---- Items

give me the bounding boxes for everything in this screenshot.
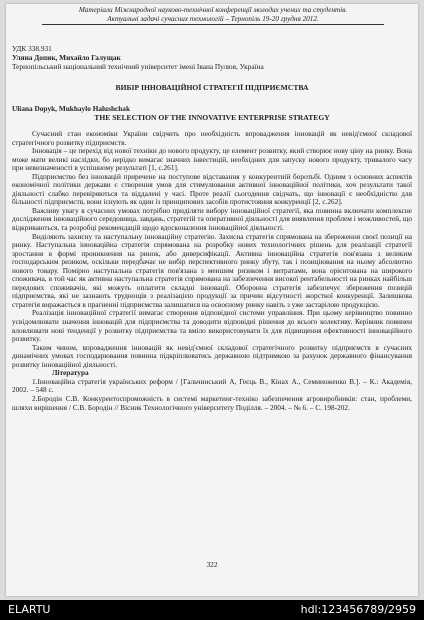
conference-header-line-1: Матеріали Міжнародної науково-технічної конференції молодих учених та студентів. [78,6,348,14]
paragraph: Виділяють захисну та наступальну інноваційну стратегію. Захисна стратегія спрямована на збереження своєї позиції на ринку. Наступальна інноваційна стратегія спрямована на розробку нових технологічних рішень для реалізації стратегії зростання в формі проникнення на ринок, або диверсифікації. Активна інноваційна стратегія пов'язана з великим господарським ризиком, оскільки передбачає не вибір перспективного ринку збуту, так і позиціювання на ньому абсолютно нового товару. Помірно наступальна стратегія пов'язана з меншим ризиком і витратами, вона орієнтована на широкого споживача, в той час як активна наступальна стратегія спрямована на забезпечення високої рентабельності на ринках найбільш передових споживачів, які можуть оплатити складні інновації. Оборонна стратегія забезпечує збереження позицій підприємства, які не зазнають труднощів з реалізацією продукції за причин відсутності жорсткої конкуренції. Залишкова стратегія виражається в прагненні підприємства залишатися на освоєному ринку навіть з уже застарілою продукцією. [12,231,412,309]
paper-page [6,4,418,596]
paragraph: Реалізація інноваційної стратегії вимагає створення відповідної системи управління. При цьому керівництво повинно усвідомлювати значення інновацій для підприємства та доводити відповідні рішення до всього колективу. Керівник повинен вловлювати нові тенденції у розвитку підприємства та вміло використовувати їх для підвищення ефективності інноваційного розвитку. [12,308,412,344]
conference-header-line-2: Актуальні задачі сучасних технологій – Тернопіль 19-20 грудня 2012. [42,15,384,26]
authors-ua: Уляна Допик, Михайло Галущак [12,53,121,62]
conference-header [42,6,384,25]
paragraph: Підприємство без інновацій приречене на поступове відставання у конкурентній боротьбі. Одним з основних аспектів економічної політики держави є створення умов для стимулювання активної інноваційної політики, хоч результати такої діяльності слабко перевіряються та віддалені у часі. Проте реалії сьогодення свідчать, що інновації є необхідністю для більшості підприємств, вони існують як один із принципових засобів протистояння конкуренції [2, с.262]. [12,171,412,207]
authors-en: Uliana Dopyk, Mukhaylo Halushchak [12,104,131,113]
udk-code: УДК 338.931 [12,44,52,53]
affiliation: Тернопільський національний технічний університет імені Івана Пулюя, Україна [12,62,264,71]
paragraph: Таким чином, впровадження інновацій як невід'ємної складової стратегічного розвитку підприємств в сучасних динамічних умовах господарювання повинна підкріплюватись державною підтримкою за рахунок державного фінансування розвитку інноваційної діяльності. [12,342,412,369]
reference-item: 1.Інноваційна стратегія українських реформ / [Гальчинський А, Геєць В., Кінах А., Семиноженко В.]. – К.: Академія, 2002. – 548 с. [12,376,412,395]
paragraph: Сучасний стан економіки України свідчить про необхідність впровадження інновацій як невід'ємної складової стратегічного розвитку підприємств. [12,129,412,147]
reference-item: 2.Бородін С.В. Конкурентоспроможність в системі маркетинг-техніко забезпечення агровиробників: стан, проблеми, шляхи вирішення / С.В. Бородін // Вісник Технологічного університету Поділля. – 2004. – № 6. – С. 198-202. [12,393,412,412]
handle-id: hdl:123456789/2959 [300,603,416,616]
paper-body [12,130,412,412]
paper-title-ua: ВИБІР ІННОВАЦІЙНОЇ СТРАТЕГІЇ ПІДПРИЄМСТВА [115,83,309,92]
repository-name: ELARTU [8,603,51,616]
paragraph: Інновація – це перехід від нової техніки до нового продукту, це елемент розвитку, який створює нову ціну на ринку. Вона може мати великі наслідки, бо нерідко вимагає значних інвестицій, необхідних для запуску нового продукту, тривалого часу при невизначеності в успішному результаті [1, с.261]. [12,146,412,173]
archive-footer-bar [0,600,424,620]
paragraph: Важливу увагу в сучасних умовах потрібно приділяти вибору інноваційної стратегії, яка повинна включати комплексне дослідження інноваційного середовища, завдань, стратегій та оперативної діяльності для виявлення проблем і можливостей, що відкриваються, та розробці рекомендацій щодо вдосконалення інноваційної діяльності. [12,205,412,233]
paper-title-en: THE SELECTION OF THE INNOVATIVE ENTERPRISE STRATEGY [94,113,330,122]
page-number: 322 [206,560,218,569]
references-heading: Література [52,368,89,378]
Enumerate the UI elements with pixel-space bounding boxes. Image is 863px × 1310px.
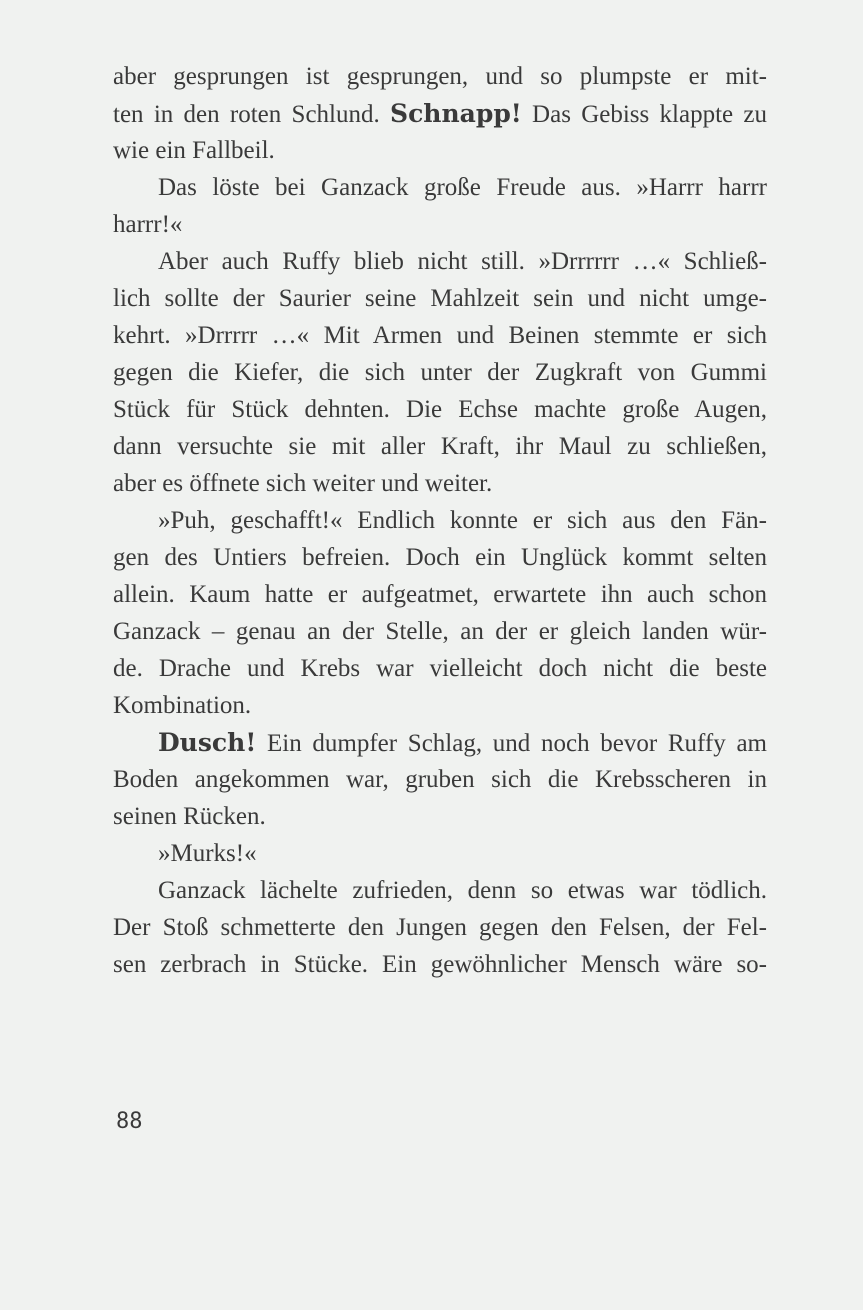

--------

▶ _Exercise instructions_
Rewrite all the rows above, replacing each "paragraph" with "text-block" and changing nothing else. Omit the pictures from your answer.

▶ _Exercise output_
give me the bounding boxes for everything in this screenshot.
conference-header-line-1: Матеріали Міжнародної науково-технічної конференції молодих учених та студентів. [78,6,348,14]
text-block: Виділяють захисну та наступальну інноваційну стратегію. Захисна стратегія спрямована на збереження своєї позиції на ринку. Наступальна інноваційна стратегія спрямована на розробку нових технологічних рішень для реалізації стратегії зростання в формі проникнення на ринок, або диверсифікації. Активна інноваційна стратегія пов'язана з великим господарським ризиком, оскільки передбачає не вибір перспективного ринку збуту, так і позиціювання на ньому абсолютно нового товару. Помірно наступальна стратегія пов'язана з меншим ризиком і витратами, вона орієнтована на широкого споживача, в той час як активна наступальна стратегія спрямована на забезпечення високої рентабельності на ринках найбільш передових споживачів, які можуть оплатити складні інновації. Оборонна стратегія забезпечує збереження позицій підприємства, які не зазнають труднощів з реалізацією продукції за причин відсутності жорсткої конкуренції. Залишкова стратегія виражається в прагненні підприємства залишатися на освоєному ринку навіть з уже застарілою продукцією. [12,231,412,309]
paper-page [6,4,418,596]
text-block: Реалізація інноваційної стратегії вимагає створення відповідної системи управління. При цьому керівництво повинно усвідомлювати значення інновацій для підприємства та доводити відповідні рішення до всього колективу. Керівник повинен вловлювати нові тенденції у розвитку підприємства та вміло використовувати їх для підвищення ефективності інноваційного розвитку. [12,308,412,344]
conference-header-line-2: Актуальні задачі сучасних технологій – Тернопіль 19-20 грудня 2012. [42,15,384,26]
authors-ua: Уляна Допик, Михайло Галущак [12,53,121,62]
conference-header [42,6,384,25]
text-block: Підприємство без інновацій приречене на поступове відставання у конкурентній боротьбі. Одним з основних аспектів економічної політики держави є створення умов для стимулювання активної інноваційної політики, хоч результати такої діяльності слабко перевіряються та віддалені у часі. Проте реалії сьогодення свідчать, що інновації є необхідністю для більшості підприємств, вони існують як один із принципових засобів протистояння конкуренції [2, с.262]. [12,171,412,207]
authors-en: Uliana Dopyk, Mukhaylo Halushchak [12,104,131,113]
udk-code: УДК 338.931 [12,44,52,53]
affiliation: Тернопільський національний технічний університет імені Івана Пулюя, Україна [12,62,264,71]
text-block: Таким чином, впровадження інновацій як невід'ємної складової стратегічного розвитку підприємств в сучасних динамічних умовах господарювання повинна підкріплюватись державною підтримкою за рахунок державного фінансування розвитку інноваційної діяльності. [12,342,412,369]
reference-item: 1.Інноваційна стратегія українських реформ / [Гальчинський А, Геєць В., Кінах А., Семиноженко В.]. – К.: Академія, 2002. – 548 с. [12,376,412,395]
text-block: Сучасний стан економіки України свідчить про необхідність впровадження інновацій як невід'ємної складової стратегічного розвитку підприємств. [12,129,412,147]
reference-item: 2.Бородін С.В. Конкурентоспроможність в системі маркетинг-техніко забезпечення агровиробників: стан, проблеми, шляхи вирішення / С.В. Бородін // Вісник Технологічного університету Поділля. – 2004. – № 6. – С. 198-202. [12,393,412,412]
handle-id: hdl:123456789/2959 [300,603,416,616]
paper-body [12,130,412,412]
paper-title-ua: ВИБІР ІННОВАЦІЙНОЇ СТРАТЕГІЇ ПІДПРИЄМСТВА [115,83,309,92]
repository-name: ELARTU [8,603,51,616]
text-block: Інновація – це перехід від нової техніки до нового продукту, це елемент розвитку, який створює нову ціну на ринку. Вона може мати великі наслідки, бо нерідко вимагає значних інвестицій, необхідних для запуску нового продукту, тривалого часу при невизначеності в успішному результаті [1, с.261]. [12,146,412,173]
archive-footer-bar [0,600,424,620]
text-block: Важливу увагу в сучасних умовах потрібно приділяти вибору інноваційної стратегії, яка повинна включати комплексне дослідження інноваційного середовища, завдань, стратегій та оперативної діяльності для виявлення проблем і можливостей, що відкриваються, та розробці рекомендацій щодо вдосконалення інноваційної діяльності. [12,205,412,233]
paper-title-en: THE SELECTION OF THE INNOVATIVE ENTERPRISE STRATEGY [94,113,330,122]
page-number: 322 [206,560,218,569]
references-heading: Література [52,368,89,378]
Enumerate the UI elements with pixel-space bounding boxes. Image is 863px × 1310px.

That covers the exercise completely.